Select all lines in the records that include "引用SL".
## Start
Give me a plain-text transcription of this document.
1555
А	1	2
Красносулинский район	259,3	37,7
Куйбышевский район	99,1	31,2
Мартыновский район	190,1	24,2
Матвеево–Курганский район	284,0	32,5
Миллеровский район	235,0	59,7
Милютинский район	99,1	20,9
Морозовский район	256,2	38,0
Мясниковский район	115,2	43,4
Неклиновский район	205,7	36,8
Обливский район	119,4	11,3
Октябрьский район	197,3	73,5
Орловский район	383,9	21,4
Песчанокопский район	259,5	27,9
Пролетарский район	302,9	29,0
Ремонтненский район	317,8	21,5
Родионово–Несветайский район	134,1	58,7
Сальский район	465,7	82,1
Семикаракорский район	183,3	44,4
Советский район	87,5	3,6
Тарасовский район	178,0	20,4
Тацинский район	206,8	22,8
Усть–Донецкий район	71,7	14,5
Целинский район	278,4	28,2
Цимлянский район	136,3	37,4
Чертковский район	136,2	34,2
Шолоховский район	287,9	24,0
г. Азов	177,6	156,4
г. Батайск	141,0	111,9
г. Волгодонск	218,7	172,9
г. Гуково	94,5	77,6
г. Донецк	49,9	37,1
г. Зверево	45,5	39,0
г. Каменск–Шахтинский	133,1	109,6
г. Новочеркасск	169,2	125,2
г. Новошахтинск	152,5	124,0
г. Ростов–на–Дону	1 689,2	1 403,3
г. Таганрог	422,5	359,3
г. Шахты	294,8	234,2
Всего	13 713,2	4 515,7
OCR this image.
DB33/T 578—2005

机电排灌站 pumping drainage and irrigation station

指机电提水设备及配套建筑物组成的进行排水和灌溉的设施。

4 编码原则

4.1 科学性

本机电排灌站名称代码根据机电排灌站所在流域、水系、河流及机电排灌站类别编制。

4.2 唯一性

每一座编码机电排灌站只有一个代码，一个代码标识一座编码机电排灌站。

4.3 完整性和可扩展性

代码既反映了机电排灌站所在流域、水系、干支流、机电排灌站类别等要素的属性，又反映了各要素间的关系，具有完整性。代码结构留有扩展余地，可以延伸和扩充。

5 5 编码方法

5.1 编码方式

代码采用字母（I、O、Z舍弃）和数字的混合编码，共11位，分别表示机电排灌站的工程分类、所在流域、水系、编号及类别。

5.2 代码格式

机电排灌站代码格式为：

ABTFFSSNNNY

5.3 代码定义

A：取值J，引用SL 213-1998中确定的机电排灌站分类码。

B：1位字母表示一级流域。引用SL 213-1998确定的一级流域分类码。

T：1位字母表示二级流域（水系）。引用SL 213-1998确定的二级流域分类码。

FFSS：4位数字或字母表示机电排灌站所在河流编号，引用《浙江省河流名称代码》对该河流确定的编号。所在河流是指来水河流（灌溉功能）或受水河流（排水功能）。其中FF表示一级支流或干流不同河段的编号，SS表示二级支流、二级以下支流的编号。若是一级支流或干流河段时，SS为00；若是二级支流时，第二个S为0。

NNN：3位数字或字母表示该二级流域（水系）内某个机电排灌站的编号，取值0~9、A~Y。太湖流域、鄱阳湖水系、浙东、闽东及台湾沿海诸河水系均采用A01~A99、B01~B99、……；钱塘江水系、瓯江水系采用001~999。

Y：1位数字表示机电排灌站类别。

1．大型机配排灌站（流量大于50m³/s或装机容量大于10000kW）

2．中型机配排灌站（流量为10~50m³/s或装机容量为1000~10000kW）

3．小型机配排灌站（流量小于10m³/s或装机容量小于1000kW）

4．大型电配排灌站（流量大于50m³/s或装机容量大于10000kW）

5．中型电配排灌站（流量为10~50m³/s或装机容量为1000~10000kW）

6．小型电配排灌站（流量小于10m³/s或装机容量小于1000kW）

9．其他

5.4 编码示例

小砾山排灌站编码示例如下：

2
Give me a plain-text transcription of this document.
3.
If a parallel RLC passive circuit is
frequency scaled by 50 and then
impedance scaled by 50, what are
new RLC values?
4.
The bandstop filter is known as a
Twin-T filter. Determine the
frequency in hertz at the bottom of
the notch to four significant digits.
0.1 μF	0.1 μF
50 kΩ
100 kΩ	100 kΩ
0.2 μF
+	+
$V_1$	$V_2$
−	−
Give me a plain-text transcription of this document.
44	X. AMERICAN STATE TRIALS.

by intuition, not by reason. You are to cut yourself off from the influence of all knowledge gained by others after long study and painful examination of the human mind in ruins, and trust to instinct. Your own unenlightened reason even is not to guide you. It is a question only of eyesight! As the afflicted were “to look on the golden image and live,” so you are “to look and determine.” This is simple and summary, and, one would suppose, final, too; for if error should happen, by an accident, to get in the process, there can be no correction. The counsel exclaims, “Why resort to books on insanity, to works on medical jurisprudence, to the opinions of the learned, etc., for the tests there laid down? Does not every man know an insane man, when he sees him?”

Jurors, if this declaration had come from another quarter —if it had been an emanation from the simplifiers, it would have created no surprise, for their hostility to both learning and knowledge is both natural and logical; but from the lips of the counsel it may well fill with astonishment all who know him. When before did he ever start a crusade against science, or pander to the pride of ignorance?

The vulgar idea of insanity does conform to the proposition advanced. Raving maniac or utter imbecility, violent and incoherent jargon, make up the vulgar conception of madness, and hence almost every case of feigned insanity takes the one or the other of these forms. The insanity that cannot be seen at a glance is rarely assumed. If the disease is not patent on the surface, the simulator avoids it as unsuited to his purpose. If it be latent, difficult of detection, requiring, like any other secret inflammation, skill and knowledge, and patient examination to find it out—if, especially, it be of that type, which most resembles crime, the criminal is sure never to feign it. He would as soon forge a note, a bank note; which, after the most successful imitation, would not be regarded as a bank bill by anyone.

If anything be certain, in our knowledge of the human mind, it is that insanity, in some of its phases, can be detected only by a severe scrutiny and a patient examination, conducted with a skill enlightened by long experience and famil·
## End
> _Task output_:
A：取值J，引用SL 213-1998中确定的机电排灌站分类码。
B：1位字母表示一级流域。引用SL 213-1998确定的一级流域分类码。
T：1位字母表示二级流域（水系）。引用SL 213-1998确定的二级流域分类码。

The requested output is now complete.